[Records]

..............................

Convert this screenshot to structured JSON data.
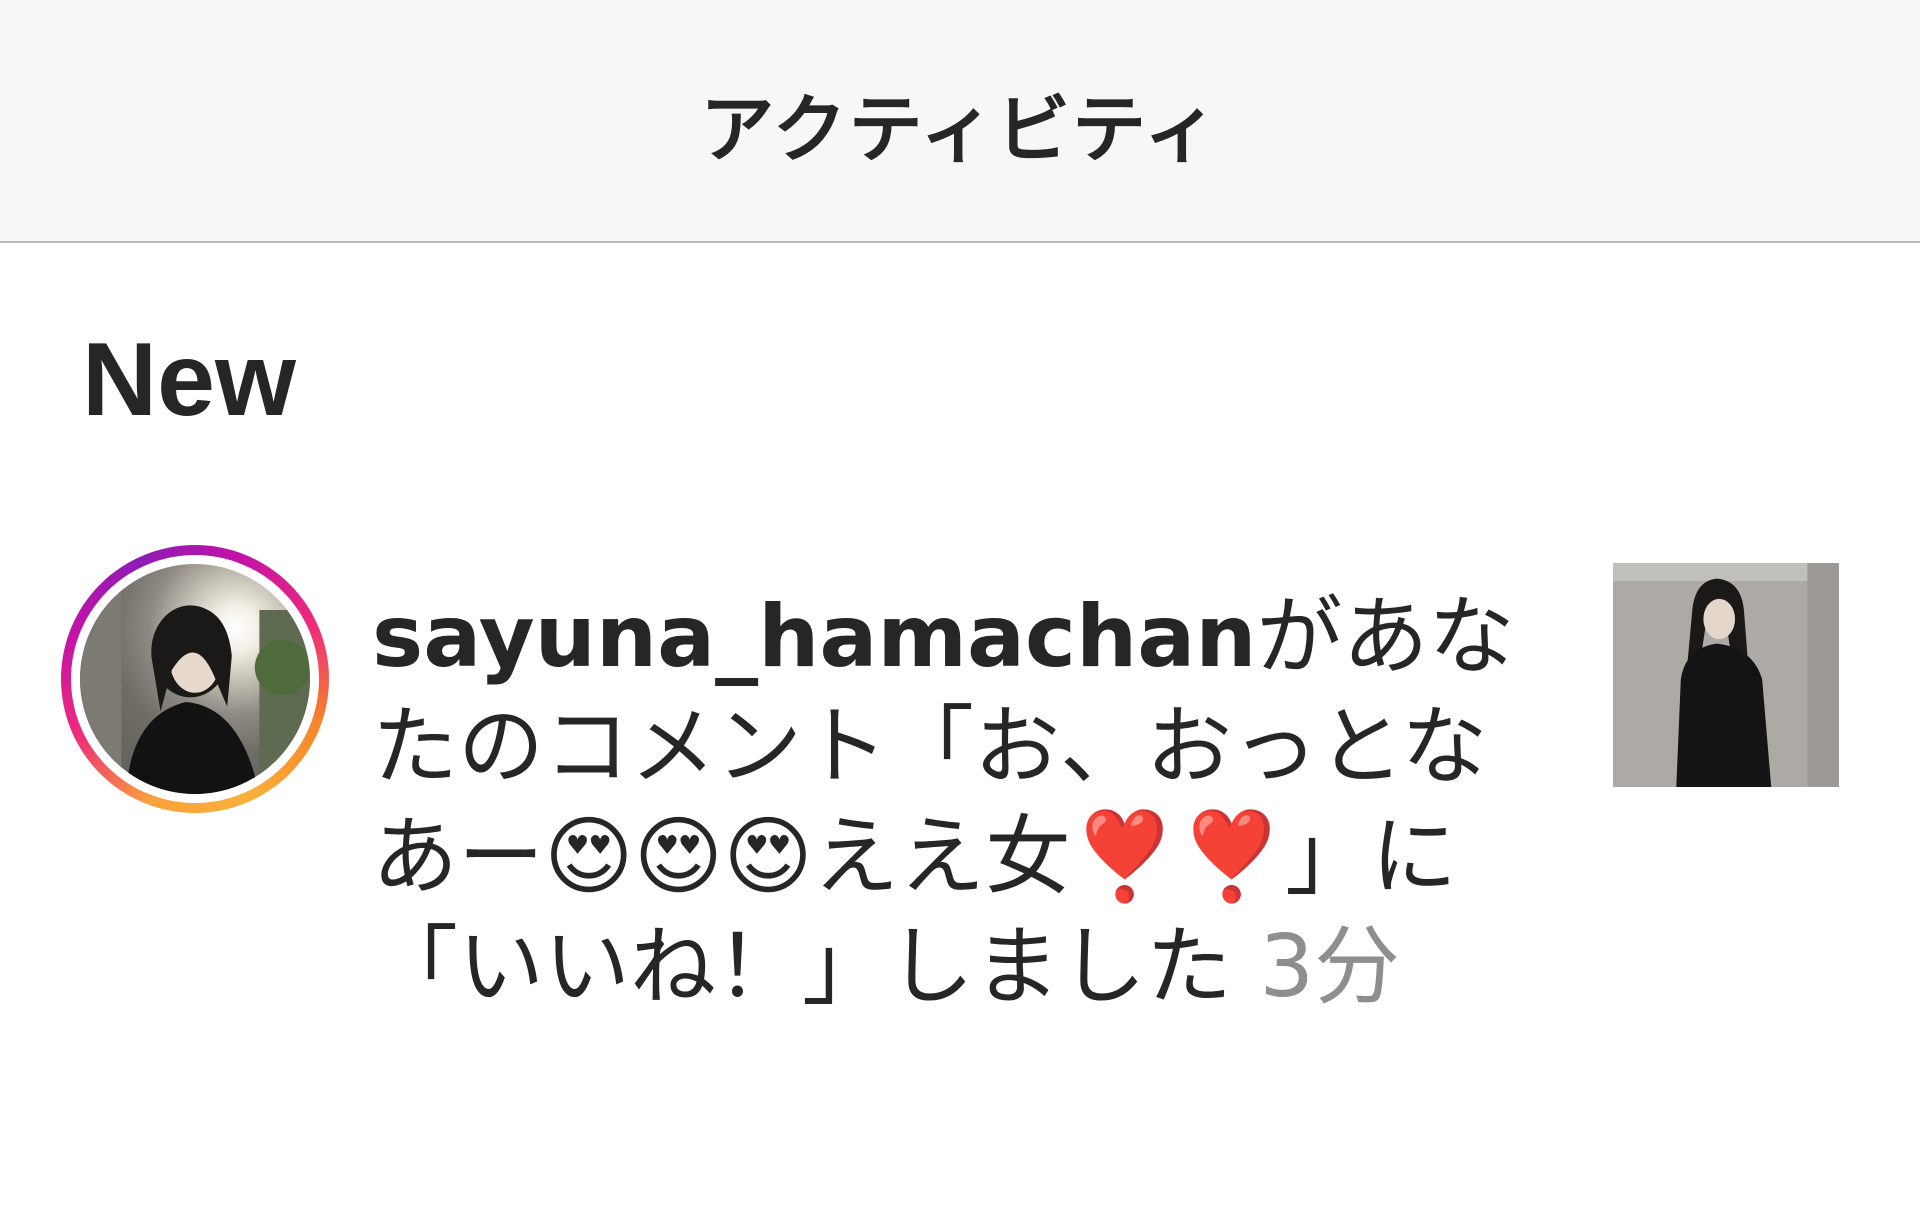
{
  "header": {
    "title": "アクティビティ"
  },
  "section": {
    "title": "New"
  },
  "notification": {
    "username": "sayuna_hamachan",
    "message": "があなたのコメント「お、おっとなあー😍😍😍ええ女❣️❣️」に「いいね！」しました",
    "time": "3分",
    "avatar_icon": "user-avatar-story-ring",
    "thumbnail_icon": "post-thumbnail"
  },
  "colors": {
    "header_bg": "#f7f7f7",
    "text": "#262626",
    "secondary_text": "#8e8e8e",
    "story_ring_start": "#f58529",
    "story_ring_end": "#c213a8"
  }
}
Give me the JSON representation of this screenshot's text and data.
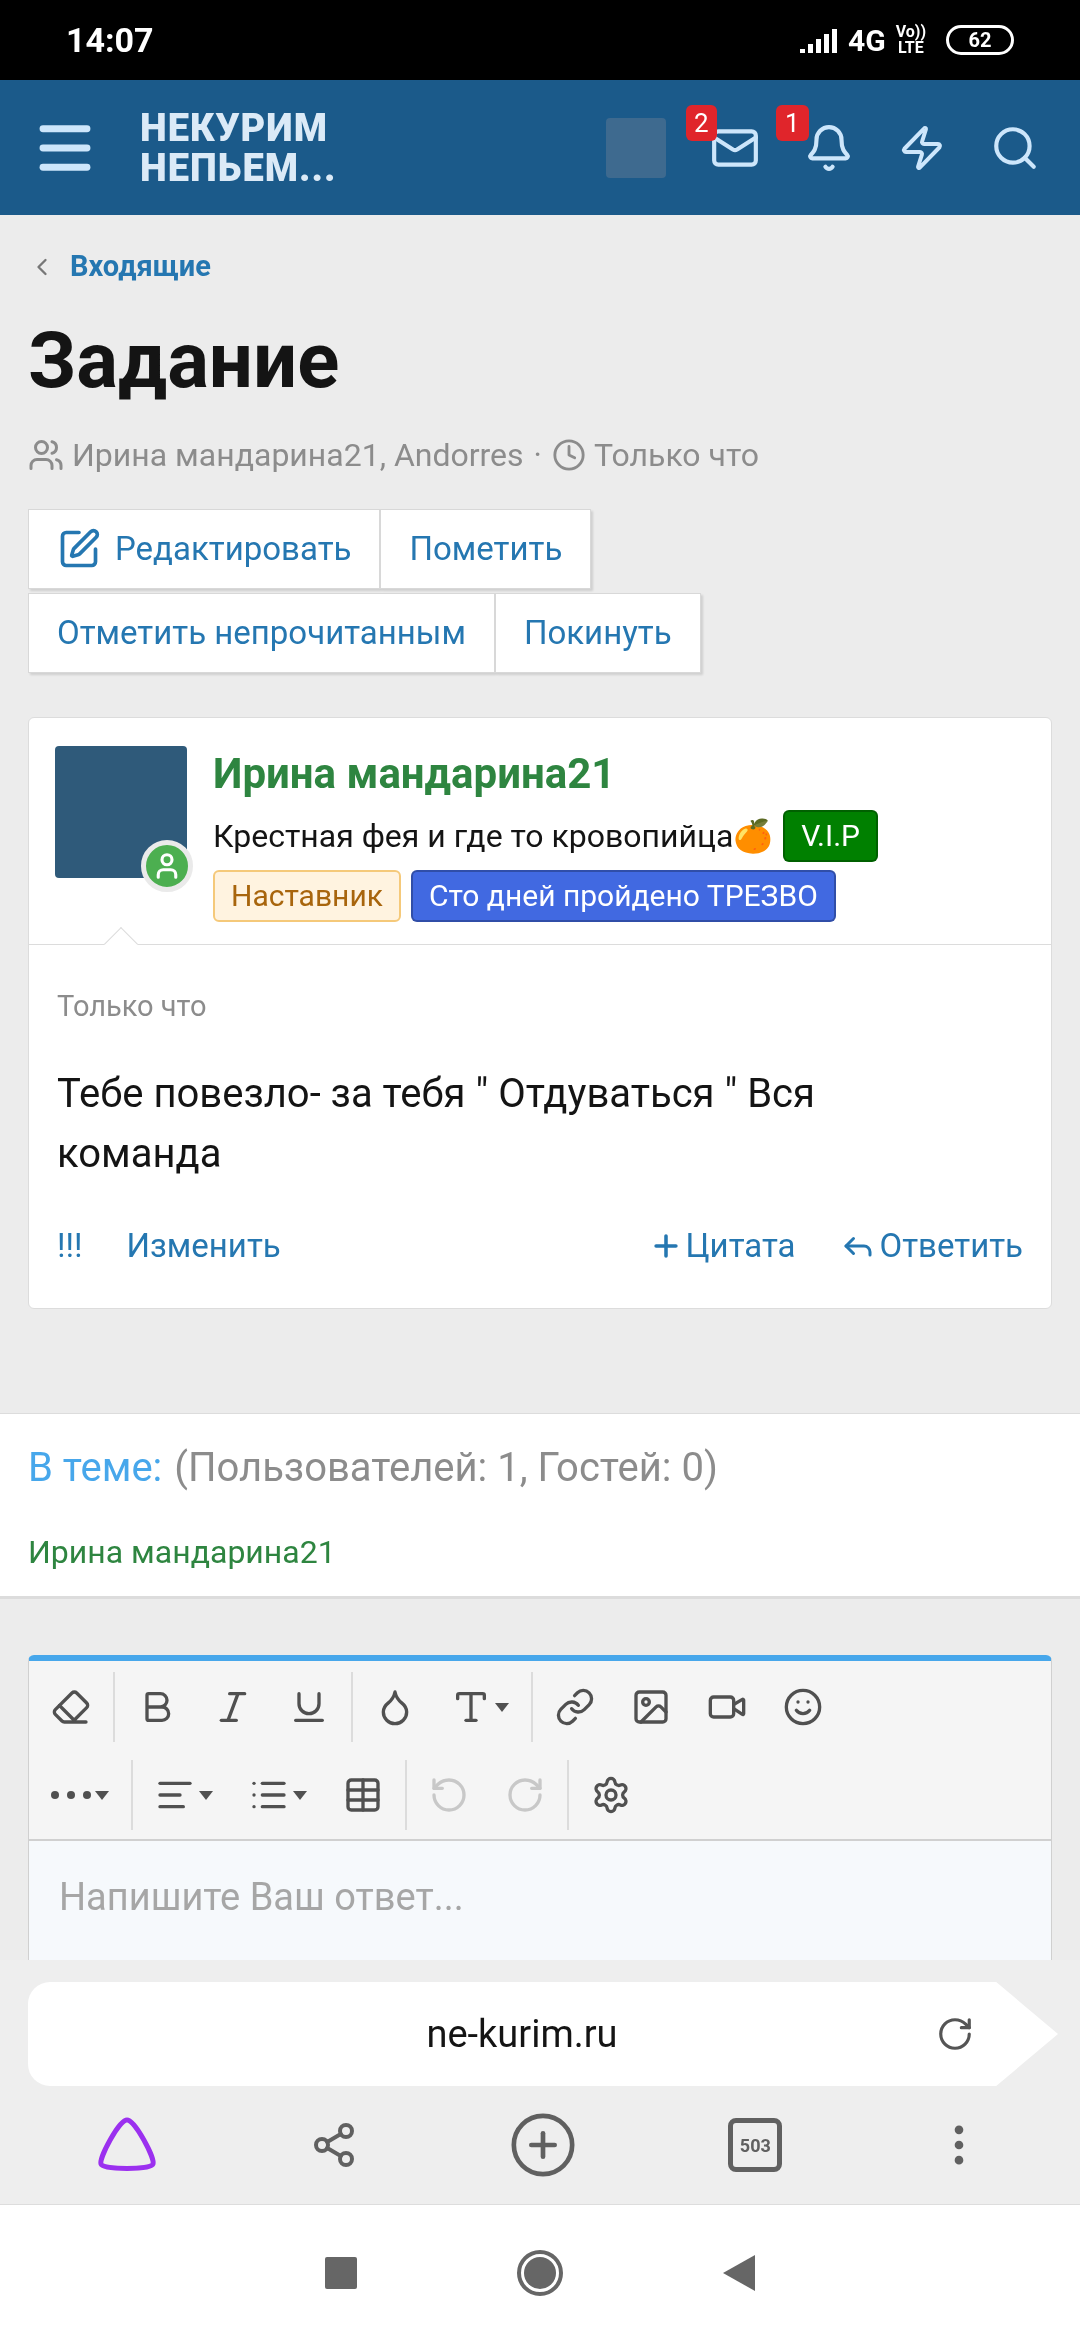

..............................

Print the records word for word and exclude any picture they hold.

Convert this screenshot to structured JSON data.
{
  "header": {
    "title": "アクティビティ"
  },
  "section": {
    "title": "New"
  },
  "notification": {
    "username": "sayuna_hamachan",
    "message": "があなたのコメント「お、おっとなあー😍😍😍ええ女❣️❣️」に「いいね！」しました",
    "time": "3分",
    "avatar_icon": "user-avatar-story-ring",
    "thumbnail_icon": "post-thumbnail"
  },
  "colors": {
    "header_bg": "#f7f7f7",
    "text": "#262626",
    "secondary_text": "#8e8e8e",
    "story_ring_start": "#f58529",
    "story_ring_end": "#c213a8"
  }
}
Give me the JSON representation of this screenshot's text and data.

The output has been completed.